- The input
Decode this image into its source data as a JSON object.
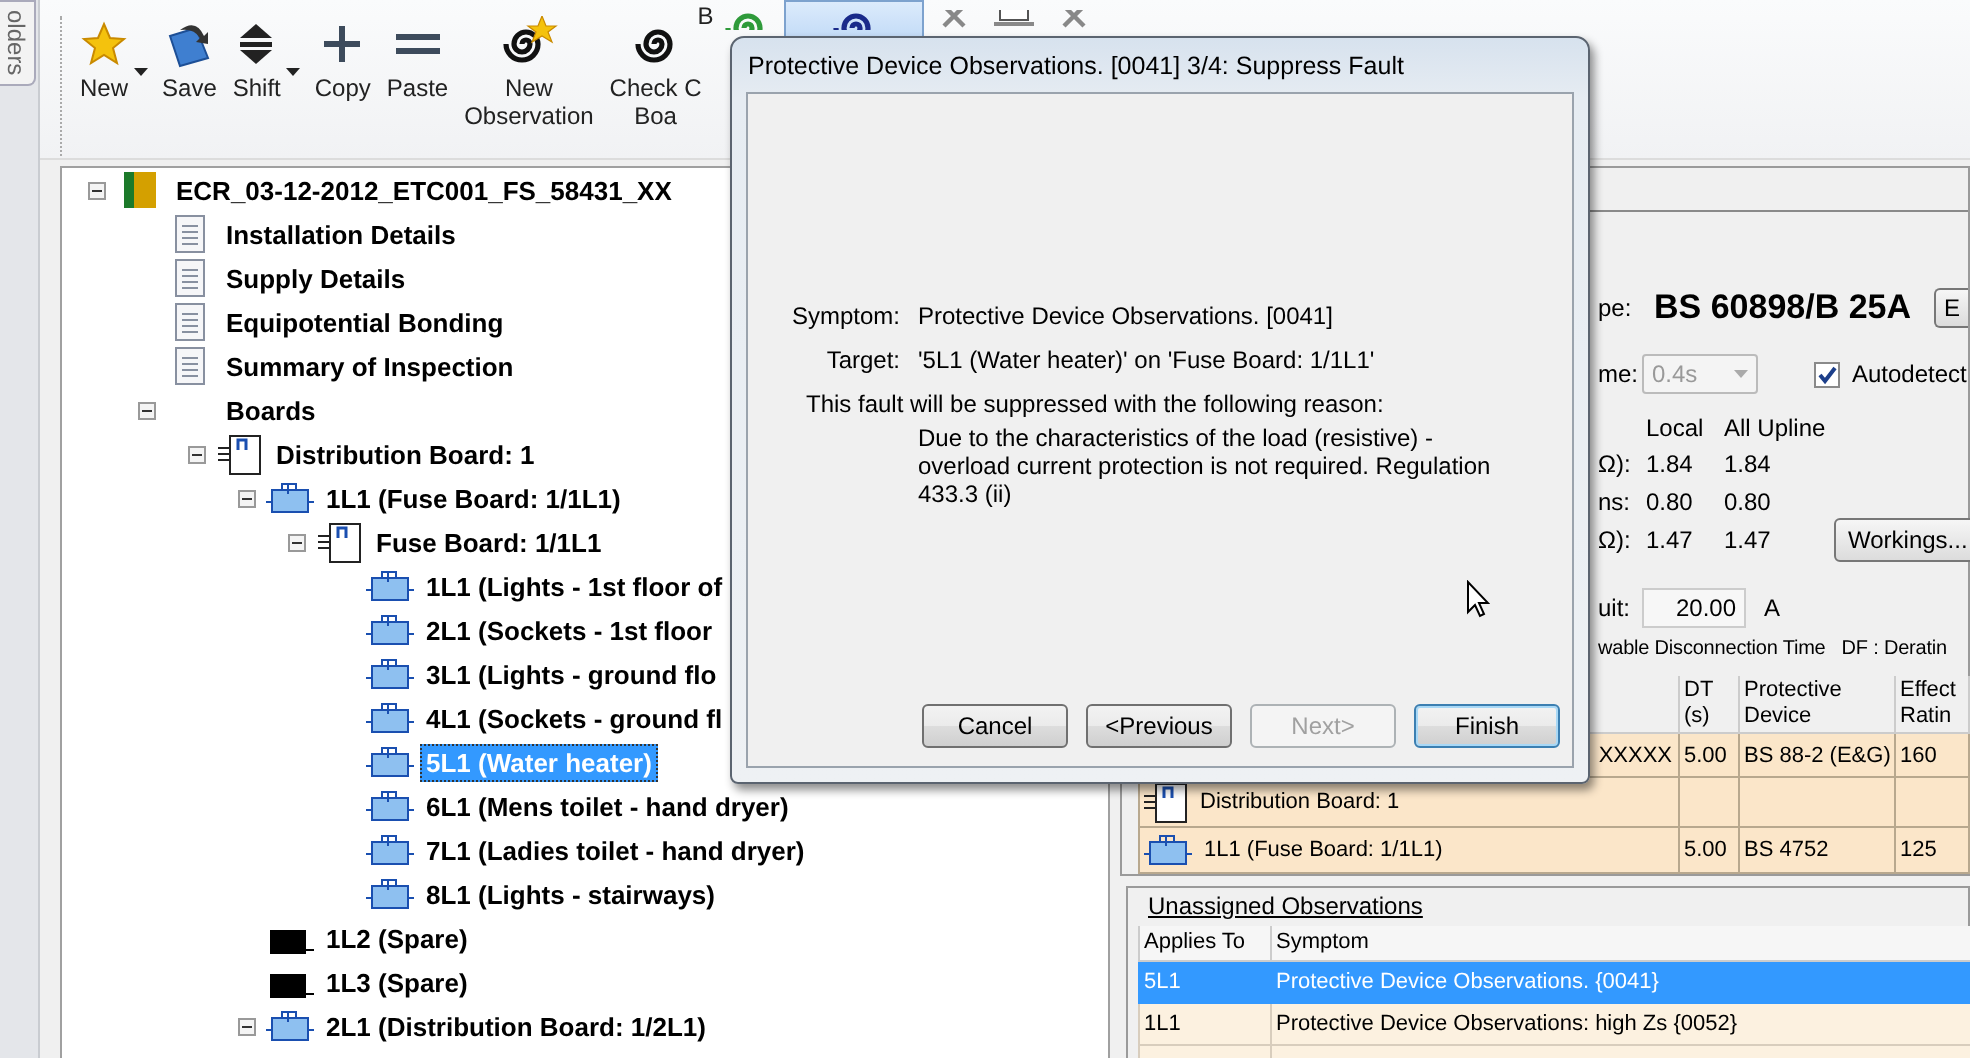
{
  "side_tab": {
    "label": "olders"
  },
  "toolbar": {
    "buttons": [
      {
        "kind": "star",
        "lines": [
          "New"
        ],
        "dropdown": true,
        "pressed": false
      },
      {
        "kind": "save",
        "lines": [
          "Save"
        ],
        "dropdown": false,
        "pressed": false
      },
      {
        "kind": "shift",
        "lines": [
          "Shift"
        ],
        "dropdown": true,
        "pressed": false
      },
      {
        "kind": "plus",
        "lines": [
          "Copy"
        ],
        "dropdown": false,
        "pressed": false
      },
      {
        "kind": "equals",
        "lines": [
          "Paste"
        ],
        "dropdown": false,
        "pressed": false
      },
      {
        "kind": "spiral-star",
        "lines": [
          "New",
          "Observation"
        ],
        "dropdown": false,
        "pressed": false
      },
      {
        "kind": "spiral-badge",
        "badge": "B",
        "lines": [
          "Check C",
          "Boa"
        ],
        "dropdown": false,
        "pressed": false
      },
      {
        "kind": "spiral-green",
        "dropdown": false,
        "pressed": false
      },
      {
        "kind": "spiral-blue",
        "dropdown": false,
        "pressed": true
      },
      {
        "kind": "cross",
        "dropdown": false,
        "pressed": false
      },
      {
        "kind": "frame",
        "dropdown": false,
        "pressed": false
      },
      {
        "kind": "cross",
        "dropdown": false,
        "pressed": false
      }
    ]
  },
  "tree": {
    "nodes": [
      {
        "label": "ECR_03-12-2012_ETC001_FS_58431_XX",
        "kind": "root",
        "expanded": true,
        "selected": false,
        "children": [
          {
            "label": "Installation Details",
            "kind": "page",
            "selected": false
          },
          {
            "label": "Supply Details",
            "kind": "page",
            "selected": false
          },
          {
            "label": "Equipotential Bonding",
            "kind": "page",
            "selected": false
          },
          {
            "label": "Summary of Inspection",
            "kind": "page",
            "selected": false
          },
          {
            "label": "Boards",
            "kind": "group",
            "expanded": true,
            "selected": false,
            "children": [
              {
                "label": "Distribution Board: 1",
                "kind": "board",
                "expanded": true,
                "selected": false,
                "children": [
                  {
                    "label": "1L1 (Fuse Board: 1/1L1)",
                    "kind": "circuit",
                    "expanded": true,
                    "selected": false,
                    "children": [
                      {
                        "label": "Fuse Board: 1/1L1",
                        "kind": "board",
                        "expanded": true,
                        "selected": false,
                        "children": [
                          {
                            "label": "1L1 (Lights - 1st floor of",
                            "kind": "circuit",
                            "selected": false
                          },
                          {
                            "label": "2L1 (Sockets - 1st floor",
                            "kind": "circuit",
                            "selected": false
                          },
                          {
                            "label": "3L1 (Lights - ground flo",
                            "kind": "circuit",
                            "selected": false
                          },
                          {
                            "label": "4L1 (Sockets - ground fl",
                            "kind": "circuit",
                            "selected": false
                          },
                          {
                            "label": "5L1 (Water heater)",
                            "kind": "circuit",
                            "selected": true
                          },
                          {
                            "label": "6L1 (Mens toilet - hand dryer)",
                            "kind": "circuit",
                            "selected": false
                          },
                          {
                            "label": "7L1 (Ladies toilet - hand dryer)",
                            "kind": "circuit",
                            "selected": false
                          },
                          {
                            "label": "8L1 (Lights - stairways)",
                            "kind": "circuit",
                            "selected": false
                          }
                        ]
                      }
                    ]
                  },
                  {
                    "label": "1L2 (Spare)",
                    "kind": "spare",
                    "selected": false
                  },
                  {
                    "label": "1L3 (Spare)",
                    "kind": "spare",
                    "selected": false
                  },
                  {
                    "label": "2L1 (Distribution Board: 1/2L1)",
                    "kind": "circuit",
                    "expanded": true,
                    "selected": false
                  }
                ]
              }
            ]
          }
        ]
      }
    ]
  },
  "properties": {
    "device_type": {
      "label": "pe:",
      "value": "BS 60898/B 25A",
      "button": "E"
    },
    "disconnection_time": {
      "label": "me:",
      "value": "0.4s",
      "disabled": true
    },
    "autodetect": {
      "label": "Autodetect",
      "checked": true
    },
    "readings": {
      "columns": [
        "Local",
        "All Upline"
      ],
      "rows": [
        {
          "label": "Ω):",
          "values": [
            "1.84",
            "1.84"
          ]
        },
        {
          "label": "ns:",
          "values": [
            "0.80",
            "0.80"
          ]
        },
        {
          "label": "Ω):",
          "values": [
            "1.47",
            "1.47"
          ]
        }
      ]
    },
    "workings_button": "Workings...",
    "circuit": {
      "label": "uit:",
      "value": "20.00",
      "unit": "A"
    },
    "legend": [
      "wable Disconnection Time",
      "DF : Deratin"
    ],
    "table": {
      "columns": [
        {
          "lines": [
            "DT",
            "(s)"
          ]
        },
        {
          "lines": [
            "Protective",
            "Device"
          ]
        },
        {
          "lines": [
            "Effect",
            "Ratin"
          ]
        }
      ],
      "rows": [
        {
          "kind": "plain",
          "name": "XXXXX",
          "dt": "5.00",
          "device": "BS 88-2 (E&G)",
          "rating": "160"
        },
        {
          "kind": "board",
          "name": "Distribution Board: 1"
        },
        {
          "kind": "circuit",
          "name": "1L1 (Fuse Board: 1/1L1)",
          "dt": "5.00",
          "device": "BS 4752",
          "rating": "125"
        }
      ]
    }
  },
  "observations": {
    "title": "Unassigned Observations",
    "columns": [
      "Applies To",
      "Symptom"
    ],
    "rows": [
      {
        "applies_to": "5L1",
        "symptom": "Protective Device Observations. {0041}",
        "selected": true
      },
      {
        "applies_to": "1L1",
        "symptom": "Protective Device Observations: high Zs {0052}",
        "selected": false
      }
    ]
  },
  "dialog": {
    "title": "Protective Device Observations. [0041] 3/4: Suppress Fault",
    "symptom": {
      "label": "Symptom:",
      "value": "Protective Device Observations. [0041]"
    },
    "target": {
      "label": "Target:",
      "value": "'5L1 (Water heater)' on 'Fuse Board: 1/1L1'"
    },
    "message": "This fault will be suppressed with the following reason:",
    "reason": "Due to the characteristics of the load (resistive) - overload current protection is not required. Regulation 433.3 (ii)",
    "buttons": [
      {
        "label": "Cancel",
        "disabled": false,
        "default": false
      },
      {
        "label": "<Previous",
        "disabled": false,
        "default": false
      },
      {
        "label": "Next>",
        "disabled": true,
        "default": false
      },
      {
        "label": "Finish",
        "disabled": false,
        "default": true
      }
    ]
  }
}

- Instructions to follow
Exclude the pictures. Write out the remaining data exactly.

- The solution
Decode this image into its source data as a JSON object.
{
  "side_tab": {
    "label": "olders"
  },
  "toolbar": {
    "buttons": [
      {
        "kind": "star",
        "lines": [
          "New"
        ],
        "dropdown": true,
        "pressed": false
      },
      {
        "kind": "save",
        "lines": [
          "Save"
        ],
        "dropdown": false,
        "pressed": false
      },
      {
        "kind": "shift",
        "lines": [
          "Shift"
        ],
        "dropdown": true,
        "pressed": false
      },
      {
        "kind": "plus",
        "lines": [
          "Copy"
        ],
        "dropdown": false,
        "pressed": false
      },
      {
        "kind": "equals",
        "lines": [
          "Paste"
        ],
        "dropdown": false,
        "pressed": false
      },
      {
        "kind": "spiral-star",
        "lines": [
          "New",
          "Observation"
        ],
        "dropdown": false,
        "pressed": false
      },
      {
        "kind": "spiral-badge",
        "badge": "B",
        "lines": [
          "Check C",
          "Boa"
        ],
        "dropdown": false,
        "pressed": false
      },
      {
        "kind": "spiral-green",
        "dropdown": false,
        "pressed": false
      },
      {
        "kind": "spiral-blue",
        "dropdown": false,
        "pressed": true
      },
      {
        "kind": "cross",
        "dropdown": false,
        "pressed": false
      },
      {
        "kind": "frame",
        "dropdown": false,
        "pressed": false
      },
      {
        "kind": "cross",
        "dropdown": false,
        "pressed": false
      }
    ]
  },
  "tree": {
    "nodes": [
      {
        "label": "ECR_03-12-2012_ETC001_FS_58431_XX",
        "kind": "root",
        "expanded": true,
        "selected": false,
        "children": [
          {
            "label": "Installation Details",
            "kind": "page",
            "selected": false
          },
          {
            "label": "Supply Details",
            "kind": "page",
            "selected": false
          },
          {
            "label": "Equipotential Bonding",
            "kind": "page",
            "selected": false
          },
          {
            "label": "Summary of Inspection",
            "kind": "page",
            "selected": false
          },
          {
            "label": "Boards",
            "kind": "group",
            "expanded": true,
            "selected": false,
            "children": [
              {
                "label": "Distribution Board: 1",
                "kind": "board",
                "expanded": true,
                "selected": false,
                "children": [
                  {
                    "label": "1L1 (Fuse Board: 1/1L1)",
                    "kind": "circuit",
                    "expanded": true,
                    "selected": false,
                    "children": [
                      {
                        "label": "Fuse Board: 1/1L1",
                        "kind": "board",
                        "expanded": true,
                        "selected": false,
                        "children": [
                          {
                            "label": "1L1 (Lights - 1st floor of",
                            "kind": "circuit",
                            "selected": false
                          },
                          {
                            "label": "2L1 (Sockets - 1st floor",
                            "kind": "circuit",
                            "selected": false
                          },
                          {
                            "label": "3L1 (Lights - ground flo",
                            "kind": "circuit",
                            "selected": false
                          },
                          {
                            "label": "4L1 (Sockets - ground fl",
                            "kind": "circuit",
                            "selected": false
                          },
                          {
                            "label": "5L1 (Water heater)",
                            "kind": "circuit",
                            "selected": true
                          },
                          {
                            "label": "6L1 (Mens toilet - hand dryer)",
                            "kind": "circuit",
                            "selected": false
                          },
                          {
                            "label": "7L1 (Ladies toilet - hand dryer)",
                            "kind": "circuit",
                            "selected": false
                          },
                          {
                            "label": "8L1 (Lights - stairways)",
                            "kind": "circuit",
                            "selected": false
                          }
                        ]
                      }
                    ]
                  },
                  {
                    "label": "1L2 (Spare)",
                    "kind": "spare",
                    "selected": false
                  },
                  {
                    "label": "1L3 (Spare)",
                    "kind": "spare",
                    "selected": false
                  },
                  {
                    "label": "2L1 (Distribution Board: 1/2L1)",
                    "kind": "circuit",
                    "expanded": true,
                    "selected": false
                  }
                ]
              }
            ]
          }
        ]
      }
    ]
  },
  "properties": {
    "device_type": {
      "label": "pe:",
      "value": "BS 60898/B 25A",
      "button": "E"
    },
    "disconnection_time": {
      "label": "me:",
      "value": "0.4s",
      "disabled": true
    },
    "autodetect": {
      "label": "Autodetect",
      "checked": true
    },
    "readings": {
      "columns": [
        "Local",
        "All Upline"
      ],
      "rows": [
        {
          "label": "Ω):",
          "values": [
            "1.84",
            "1.84"
          ]
        },
        {
          "label": "ns:",
          "values": [
            "0.80",
            "0.80"
          ]
        },
        {
          "label": "Ω):",
          "values": [
            "1.47",
            "1.47"
          ]
        }
      ]
    },
    "workings_button": "Workings...",
    "circuit": {
      "label": "uit:",
      "value": "20.00",
      "unit": "A"
    },
    "legend": [
      "wable Disconnection Time",
      "DF : Deratin"
    ],
    "table": {
      "columns": [
        {
          "lines": [
            "DT",
            "(s)"
          ]
        },
        {
          "lines": [
            "Protective",
            "Device"
          ]
        },
        {
          "lines": [
            "Effect",
            "Ratin"
          ]
        }
      ],
      "rows": [
        {
          "kind": "plain",
          "name": "XXXXX",
          "dt": "5.00",
          "device": "BS 88-2 (E&G)",
          "rating": "160"
        },
        {
          "kind": "board",
          "name": "Distribution Board: 1"
        },
        {
          "kind": "circuit",
          "name": "1L1 (Fuse Board: 1/1L1)",
          "dt": "5.00",
          "device": "BS 4752",
          "rating": "125"
        }
      ]
    }
  },
  "observations": {
    "title": "Unassigned Observations",
    "columns": [
      "Applies To",
      "Symptom"
    ],
    "rows": [
      {
        "applies_to": "5L1",
        "symptom": "Protective Device Observations. {0041}",
        "selected": true
      },
      {
        "applies_to": "1L1",
        "symptom": "Protective Device Observations: high Zs {0052}",
        "selected": false
      }
    ]
  },
  "dialog": {
    "title": "Protective Device Observations. [0041] 3/4: Suppress Fault",
    "symptom": {
      "label": "Symptom:",
      "value": "Protective Device Observations. [0041]"
    },
    "target": {
      "label": "Target:",
      "value": "'5L1 (Water heater)' on 'Fuse Board: 1/1L1'"
    },
    "message": "This fault will be suppressed with the following reason:",
    "reason": "Due to the characteristics of the load (resistive) - overload current protection is not required. Regulation 433.3 (ii)",
    "buttons": [
      {
        "label": "Cancel",
        "disabled": false,
        "default": false
      },
      {
        "label": "<Previous",
        "disabled": false,
        "default": false
      },
      {
        "label": "Next>",
        "disabled": true,
        "default": false
      },
      {
        "label": "Finish",
        "disabled": false,
        "default": true
      }
    ]
  }
}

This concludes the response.